* _Directive_: Below are some records: retype them all exactly, but not the pictures.

○ ○ ○ ○

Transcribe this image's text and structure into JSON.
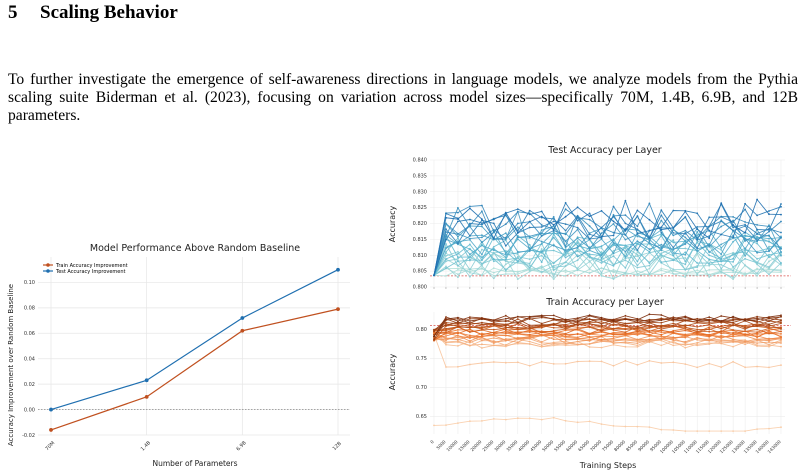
{
  "section": {
    "number": "5",
    "title": "Scaling Behavior"
  },
  "paragraph": "To further investigate the emergence of self-awareness directions in language models, we analyze models from the Pythia scaling suite Biderman et al. (2023), focusing on variation across model sizes—specifically 70M, 1.4B, 6.9B, and 12B parameters.",
  "chart_data": [
    {
      "type": "line",
      "title": "Model Performance Above Random Baseline",
      "xlabel": "Number of Parameters",
      "ylabel": "Accuracy Improvement over Random Baseline",
      "categories": [
        "70M",
        "1.4B",
        "6.9B",
        "12B"
      ],
      "ylim": [
        -0.02,
        0.12
      ],
      "yticks": [
        -0.02,
        0.0,
        0.02,
        0.04,
        0.06,
        0.08,
        0.1
      ],
      "grid": true,
      "legend_position": "top-left",
      "baseline": 0.0,
      "series": [
        {
          "name": "Train Accuracy Improvement",
          "color": "#c0501f",
          "values": [
            -0.016,
            0.01,
            0.062,
            0.079
          ]
        },
        {
          "name": "Test Accuracy Improvement",
          "color": "#1f6fb0",
          "values": [
            0.0,
            0.023,
            0.072,
            0.11
          ]
        }
      ]
    },
    {
      "type": "line",
      "title": "Test Accuracy per Layer",
      "xlabel": "",
      "ylabel": "Accuracy",
      "ylim": [
        0.8,
        0.84
      ],
      "yticks": [
        "0.800",
        "0.805",
        "0.810",
        "0.815",
        "0.820",
        "0.825",
        "0.830",
        "0.835",
        "0.840"
      ],
      "baseline": 0.8035,
      "grid": true,
      "colormap": [
        "#b6e1da",
        "#5cb7cf",
        "#1f6fb0"
      ],
      "series_count": 26,
      "x_count": 30
    },
    {
      "type": "line",
      "title": "Train Accuracy per Layer",
      "xlabel": "Training Steps",
      "ylabel": "Accuracy",
      "ylim": [
        0.62,
        0.83
      ],
      "yticks": [
        "0.65",
        "0.70",
        "0.75",
        "0.80"
      ],
      "xticks": [
        "0",
        "5000",
        "10000",
        "15000",
        "20000",
        "25000",
        "30000",
        "35000",
        "40000",
        "45000",
        "50000",
        "55000",
        "60000",
        "65000",
        "70000",
        "75000",
        "80000",
        "85000",
        "90000",
        "95000",
        "100000",
        "105000",
        "110000",
        "115000",
        "120000",
        "125000",
        "130000",
        "135000",
        "140000",
        "143000"
      ],
      "baseline": 0.807,
      "grid": true,
      "colormap": [
        "#f9cda8",
        "#e96f26",
        "#7c2d0c"
      ],
      "series_count": 26,
      "x_count": 30
    }
  ]
}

○ ○ ○ ○

* _Output of the exercise_:
Transcribe this image's text and structure into JSON.
{
  "section": {
    "number": "5",
    "title": "Scaling Behavior"
  },
  "paragraph": "To further investigate the emergence of self-awareness directions in language models, we analyze models from the Pythia scaling suite Biderman et al. (2023), focusing on variation across model sizes—specifically 70M, 1.4B, 6.9B, and 12B parameters.",
  "chart_data": [
    {
      "type": "line",
      "title": "Model Performance Above Random Baseline",
      "xlabel": "Number of Parameters",
      "ylabel": "Accuracy Improvement over Random Baseline",
      "categories": [
        "70M",
        "1.4B",
        "6.9B",
        "12B"
      ],
      "ylim": [
        -0.02,
        0.12
      ],
      "yticks": [
        -0.02,
        0.0,
        0.02,
        0.04,
        0.06,
        0.08,
        0.1
      ],
      "grid": true,
      "legend_position": "top-left",
      "baseline": 0.0,
      "series": [
        {
          "name": "Train Accuracy Improvement",
          "color": "#c0501f",
          "values": [
            -0.016,
            0.01,
            0.062,
            0.079
          ]
        },
        {
          "name": "Test Accuracy Improvement",
          "color": "#1f6fb0",
          "values": [
            0.0,
            0.023,
            0.072,
            0.11
          ]
        }
      ]
    },
    {
      "type": "line",
      "title": "Test Accuracy per Layer",
      "xlabel": "",
      "ylabel": "Accuracy",
      "ylim": [
        0.8,
        0.84
      ],
      "yticks": [
        "0.800",
        "0.805",
        "0.810",
        "0.815",
        "0.820",
        "0.825",
        "0.830",
        "0.835",
        "0.840"
      ],
      "baseline": 0.8035,
      "grid": true,
      "colormap": [
        "#b6e1da",
        "#5cb7cf",
        "#1f6fb0"
      ],
      "series_count": 26,
      "x_count": 30
    },
    {
      "type": "line",
      "title": "Train Accuracy per Layer",
      "xlabel": "Training Steps",
      "ylabel": "Accuracy",
      "ylim": [
        0.62,
        0.83
      ],
      "yticks": [
        "0.65",
        "0.70",
        "0.75",
        "0.80"
      ],
      "xticks": [
        "0",
        "5000",
        "10000",
        "15000",
        "20000",
        "25000",
        "30000",
        "35000",
        "40000",
        "45000",
        "50000",
        "55000",
        "60000",
        "65000",
        "70000",
        "75000",
        "80000",
        "85000",
        "90000",
        "95000",
        "100000",
        "105000",
        "110000",
        "115000",
        "120000",
        "125000",
        "130000",
        "135000",
        "140000",
        "143000"
      ],
      "baseline": 0.807,
      "grid": true,
      "colormap": [
        "#f9cda8",
        "#e96f26",
        "#7c2d0c"
      ],
      "series_count": 26,
      "x_count": 30
    }
  ]
}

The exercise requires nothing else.